>>>

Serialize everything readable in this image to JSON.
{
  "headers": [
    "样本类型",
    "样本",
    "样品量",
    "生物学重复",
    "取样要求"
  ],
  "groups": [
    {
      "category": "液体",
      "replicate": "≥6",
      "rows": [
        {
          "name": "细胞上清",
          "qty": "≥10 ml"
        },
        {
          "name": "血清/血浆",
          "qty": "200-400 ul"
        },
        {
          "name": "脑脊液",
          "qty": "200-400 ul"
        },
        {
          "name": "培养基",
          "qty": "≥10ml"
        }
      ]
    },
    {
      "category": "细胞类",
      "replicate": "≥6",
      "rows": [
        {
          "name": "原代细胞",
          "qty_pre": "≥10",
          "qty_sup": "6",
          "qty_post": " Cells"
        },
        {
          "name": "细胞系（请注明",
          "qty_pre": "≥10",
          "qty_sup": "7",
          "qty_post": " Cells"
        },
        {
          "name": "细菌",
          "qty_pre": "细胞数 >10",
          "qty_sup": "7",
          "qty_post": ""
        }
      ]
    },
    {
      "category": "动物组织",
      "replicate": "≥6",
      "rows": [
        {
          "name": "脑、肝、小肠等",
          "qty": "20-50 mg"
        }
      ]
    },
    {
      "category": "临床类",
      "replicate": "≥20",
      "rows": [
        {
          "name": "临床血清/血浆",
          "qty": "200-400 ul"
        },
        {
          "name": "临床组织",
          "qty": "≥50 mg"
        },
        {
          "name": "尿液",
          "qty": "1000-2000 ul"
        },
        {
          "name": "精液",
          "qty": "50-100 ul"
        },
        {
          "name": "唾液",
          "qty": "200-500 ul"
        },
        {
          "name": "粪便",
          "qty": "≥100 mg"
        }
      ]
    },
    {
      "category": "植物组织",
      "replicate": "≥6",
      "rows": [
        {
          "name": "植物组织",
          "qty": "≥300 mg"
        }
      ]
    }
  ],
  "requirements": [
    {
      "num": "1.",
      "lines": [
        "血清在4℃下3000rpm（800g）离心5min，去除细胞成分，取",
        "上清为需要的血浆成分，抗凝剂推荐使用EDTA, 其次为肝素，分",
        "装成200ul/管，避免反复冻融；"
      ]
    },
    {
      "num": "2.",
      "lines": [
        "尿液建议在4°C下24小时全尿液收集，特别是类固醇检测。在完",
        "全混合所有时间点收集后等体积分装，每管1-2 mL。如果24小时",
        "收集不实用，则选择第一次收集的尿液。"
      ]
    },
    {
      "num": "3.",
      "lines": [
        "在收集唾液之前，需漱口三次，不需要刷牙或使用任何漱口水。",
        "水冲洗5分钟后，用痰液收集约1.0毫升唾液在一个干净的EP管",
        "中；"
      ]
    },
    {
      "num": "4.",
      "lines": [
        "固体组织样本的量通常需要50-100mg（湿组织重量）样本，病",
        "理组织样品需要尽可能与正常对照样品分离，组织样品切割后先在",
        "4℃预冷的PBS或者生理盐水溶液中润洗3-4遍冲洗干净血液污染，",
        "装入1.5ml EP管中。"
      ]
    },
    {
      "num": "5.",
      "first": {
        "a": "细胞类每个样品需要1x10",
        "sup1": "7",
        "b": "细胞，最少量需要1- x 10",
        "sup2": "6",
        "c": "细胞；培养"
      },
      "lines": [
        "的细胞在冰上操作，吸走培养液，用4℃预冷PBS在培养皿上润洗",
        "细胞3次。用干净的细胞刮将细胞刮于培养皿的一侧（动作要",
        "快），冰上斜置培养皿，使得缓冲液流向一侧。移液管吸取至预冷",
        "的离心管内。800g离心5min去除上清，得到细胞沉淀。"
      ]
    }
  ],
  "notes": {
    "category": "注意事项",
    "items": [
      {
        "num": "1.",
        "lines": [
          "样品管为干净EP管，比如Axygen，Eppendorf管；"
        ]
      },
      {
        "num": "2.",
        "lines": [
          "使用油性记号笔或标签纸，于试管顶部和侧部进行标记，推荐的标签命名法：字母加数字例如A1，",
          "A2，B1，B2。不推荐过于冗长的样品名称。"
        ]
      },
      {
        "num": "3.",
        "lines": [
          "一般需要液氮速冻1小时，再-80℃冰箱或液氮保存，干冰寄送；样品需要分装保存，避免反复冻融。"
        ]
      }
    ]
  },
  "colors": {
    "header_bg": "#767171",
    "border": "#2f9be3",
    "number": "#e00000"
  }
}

<<<

EXERCISE GOAL »
Restate the entries above, keeping every word intact.

RESULT OF THIS EXERCISE »
Serialize everything readable in this image to JSON.
{
  "headers": [
    "样本类型",
    "样本",
    "样品量",
    "生物学重复",
    "取样要求"
  ],
  "groups": [
    {
      "category": "液体",
      "replicate": "≥6",
      "rows": [
        {
          "name": "细胞上清",
          "qty": "≥10 ml"
        },
        {
          "name": "血清/血浆",
          "qty": "200-400 ul"
        },
        {
          "name": "脑脊液",
          "qty": "200-400 ul"
        },
        {
          "name": "培养基",
          "qty": "≥10ml"
        }
      ]
    },
    {
      "category": "细胞类",
      "replicate": "≥6",
      "rows": [
        {
          "name": "原代细胞",
          "qty_pre": "≥10",
          "qty_sup": "6",
          "qty_post": " Cells"
        },
        {
          "name": "细胞系（请注明",
          "qty_pre": "≥10",
          "qty_sup": "7",
          "qty_post": " Cells"
        },
        {
          "name": "细菌",
          "qty_pre": "细胞数 >10",
          "qty_sup": "7",
          "qty_post": ""
        }
      ]
    },
    {
      "category": "动物组织",
      "replicate": "≥6",
      "rows": [
        {
          "name": "脑、肝、小肠等",
          "qty": "20-50 mg"
        }
      ]
    },
    {
      "category": "临床类",
      "replicate": "≥20",
      "rows": [
        {
          "name": "临床血清/血浆",
          "qty": "200-400 ul"
        },
        {
          "name": "临床组织",
          "qty": "≥50 mg"
        },
        {
          "name": "尿液",
          "qty": "1000-2000 ul"
        },
        {
          "name": "精液",
          "qty": "50-100 ul"
        },
        {
          "name": "唾液",
          "qty": "200-500 ul"
        },
        {
          "name": "粪便",
          "qty": "≥100 mg"
        }
      ]
    },
    {
      "category": "植物组织",
      "replicate": "≥6",
      "rows": [
        {
          "name": "植物组织",
          "qty": "≥300 mg"
        }
      ]
    }
  ],
  "requirements": [
    {
      "num": "1.",
      "lines": [
        "血清在4℃下3000rpm（800g）离心5min，去除细胞成分，取",
        "上清为需要的血浆成分，抗凝剂推荐使用EDTA, 其次为肝素，分",
        "装成200ul/管，避免反复冻融；"
      ]
    },
    {
      "num": "2.",
      "lines": [
        "尿液建议在4°C下24小时全尿液收集，特别是类固醇检测。在完",
        "全混合所有时间点收集后等体积分装，每管1-2 mL。如果24小时",
        "收集不实用，则选择第一次收集的尿液。"
      ]
    },
    {
      "num": "3.",
      "lines": [
        "在收集唾液之前，需漱口三次，不需要刷牙或使用任何漱口水。",
        "水冲洗5分钟后，用痰液收集约1.0毫升唾液在一个干净的EP管",
        "中；"
      ]
    },
    {
      "num": "4.",
      "lines": [
        "固体组织样本的量通常需要50-100mg（湿组织重量）样本，病",
        "理组织样品需要尽可能与正常对照样品分离，组织样品切割后先在",
        "4℃预冷的PBS或者生理盐水溶液中润洗3-4遍冲洗干净血液污染，",
        "装入1.5ml EP管中。"
      ]
    },
    {
      "num": "5.",
      "first": {
        "a": "细胞类每个样品需要1x10",
        "sup1": "7",
        "b": "细胞，最少量需要1- x 10",
        "sup2": "6",
        "c": "细胞；培养"
      },
      "lines": [
        "的细胞在冰上操作，吸走培养液，用4℃预冷PBS在培养皿上润洗",
        "细胞3次。用干净的细胞刮将细胞刮于培养皿的一侧（动作要",
        "快），冰上斜置培养皿，使得缓冲液流向一侧。移液管吸取至预冷",
        "的离心管内。800g离心5min去除上清，得到细胞沉淀。"
      ]
    }
  ],
  "notes": {
    "category": "注意事项",
    "items": [
      {
        "num": "1.",
        "lines": [
          "样品管为干净EP管，比如Axygen，Eppendorf管；"
        ]
      },
      {
        "num": "2.",
        "lines": [
          "使用油性记号笔或标签纸，于试管顶部和侧部进行标记，推荐的标签命名法：字母加数字例如A1，",
          "A2，B1，B2。不推荐过于冗长的样品名称。"
        ]
      },
      {
        "num": "3.",
        "lines": [
          "一般需要液氮速冻1小时，再-80℃冰箱或液氮保存，干冰寄送；样品需要分装保存，避免反复冻融。"
        ]
      }
    ]
  },
  "colors": {
    "header_bg": "#767171",
    "border": "#2f9be3",
    "number": "#e00000"
  }
}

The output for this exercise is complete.